--- begin Information given ---

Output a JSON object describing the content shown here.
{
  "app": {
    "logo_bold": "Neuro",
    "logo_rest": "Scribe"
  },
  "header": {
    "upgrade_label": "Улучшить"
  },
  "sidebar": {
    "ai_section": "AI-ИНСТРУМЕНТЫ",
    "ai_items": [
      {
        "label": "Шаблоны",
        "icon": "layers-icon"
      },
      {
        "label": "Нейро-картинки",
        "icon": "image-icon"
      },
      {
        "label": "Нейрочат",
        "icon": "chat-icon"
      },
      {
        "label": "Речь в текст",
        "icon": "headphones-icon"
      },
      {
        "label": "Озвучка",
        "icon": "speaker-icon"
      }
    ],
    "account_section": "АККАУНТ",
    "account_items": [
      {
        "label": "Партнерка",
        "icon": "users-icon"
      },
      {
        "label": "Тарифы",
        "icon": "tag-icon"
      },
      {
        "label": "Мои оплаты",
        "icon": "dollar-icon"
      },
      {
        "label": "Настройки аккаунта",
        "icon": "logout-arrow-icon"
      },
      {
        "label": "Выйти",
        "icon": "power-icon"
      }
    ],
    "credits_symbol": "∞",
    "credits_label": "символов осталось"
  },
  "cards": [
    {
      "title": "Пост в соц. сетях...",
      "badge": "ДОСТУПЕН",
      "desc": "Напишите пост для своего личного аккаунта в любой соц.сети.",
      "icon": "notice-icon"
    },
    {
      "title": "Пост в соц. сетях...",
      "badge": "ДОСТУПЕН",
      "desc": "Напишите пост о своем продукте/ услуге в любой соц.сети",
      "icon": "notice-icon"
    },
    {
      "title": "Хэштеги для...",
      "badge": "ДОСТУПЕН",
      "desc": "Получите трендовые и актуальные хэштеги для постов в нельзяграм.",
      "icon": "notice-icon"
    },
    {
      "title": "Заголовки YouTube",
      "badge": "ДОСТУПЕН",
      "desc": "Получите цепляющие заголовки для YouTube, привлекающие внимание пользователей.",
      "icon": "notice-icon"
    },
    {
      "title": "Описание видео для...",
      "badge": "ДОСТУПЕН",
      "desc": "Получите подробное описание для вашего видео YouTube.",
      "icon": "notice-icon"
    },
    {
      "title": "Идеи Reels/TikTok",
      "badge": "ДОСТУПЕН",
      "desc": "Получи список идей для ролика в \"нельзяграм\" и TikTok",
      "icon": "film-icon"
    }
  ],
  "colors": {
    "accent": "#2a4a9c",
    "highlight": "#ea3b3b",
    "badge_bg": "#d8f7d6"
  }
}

--- end Information given ---

Your task is to transcribe the listing above in full, exactly as given.

- **Output for this task**
Output a JSON object describing the content shown here.
{
  "app": {
    "logo_bold": "Neuro",
    "logo_rest": "Scribe"
  },
  "header": {
    "upgrade_label": "Улучшить"
  },
  "sidebar": {
    "ai_section": "AI-ИНСТРУМЕНТЫ",
    "ai_items": [
      {
        "label": "Шаблоны",
        "icon": "layers-icon"
      },
      {
        "label": "Нейро-картинки",
        "icon": "image-icon"
      },
      {
        "label": "Нейрочат",
        "icon": "chat-icon"
      },
      {
        "label": "Речь в текст",
        "icon": "headphones-icon"
      },
      {
        "label": "Озвучка",
        "icon": "speaker-icon"
      }
    ],
    "account_section": "АККАУНТ",
    "account_items": [
      {
        "label": "Партнерка",
        "icon": "users-icon"
      },
      {
        "label": "Тарифы",
        "icon": "tag-icon"
      },
      {
        "label": "Мои оплаты",
        "icon": "dollar-icon"
      },
      {
        "label": "Настройки аккаунта",
        "icon": "logout-arrow-icon"
      },
      {
        "label": "Выйти",
        "icon": "power-icon"
      }
    ],
    "credits_symbol": "∞",
    "credits_label": "символов осталось"
  },
  "cards": [
    {
      "title": "Пост в соц. сетях...",
      "badge": "ДОСТУПЕН",
      "desc": "Напишите пост для своего личного аккаунта в любой соц.сети.",
      "icon": "notice-icon"
    },
    {
      "title": "Пост в соц. сетях...",
      "badge": "ДОСТУПЕН",
      "desc": "Напишите пост о своем продукте/ услуге в любой соц.сети",
      "icon": "notice-icon"
    },
    {
      "title": "Хэштеги для...",
      "badge": "ДОСТУПЕН",
      "desc": "Получите трендовые и актуальные хэштеги для постов в нельзяграм.",
      "icon": "notice-icon"
    },
    {
      "title": "Заголовки YouTube",
      "badge": "ДОСТУПЕН",
      "desc": "Получите цепляющие заголовки для YouTube, привлекающие внимание пользователей.",
      "icon": "notice-icon"
    },
    {
      "title": "Описание видео для...",
      "badge": "ДОСТУПЕН",
      "desc": "Получите подробное описание для вашего видео YouTube.",
      "icon": "notice-icon"
    },
    {
      "title": "Идеи Reels/TikTok",
      "badge": "ДОСТУПЕН",
      "desc": "Получи список идей для ролика в \"нельзяграм\" и TikTok",
      "icon": "film-icon"
    }
  ],
  "colors": {
    "accent": "#2a4a9c",
    "highlight": "#ea3b3b",
    "badge_bg": "#d8f7d6"
  }
}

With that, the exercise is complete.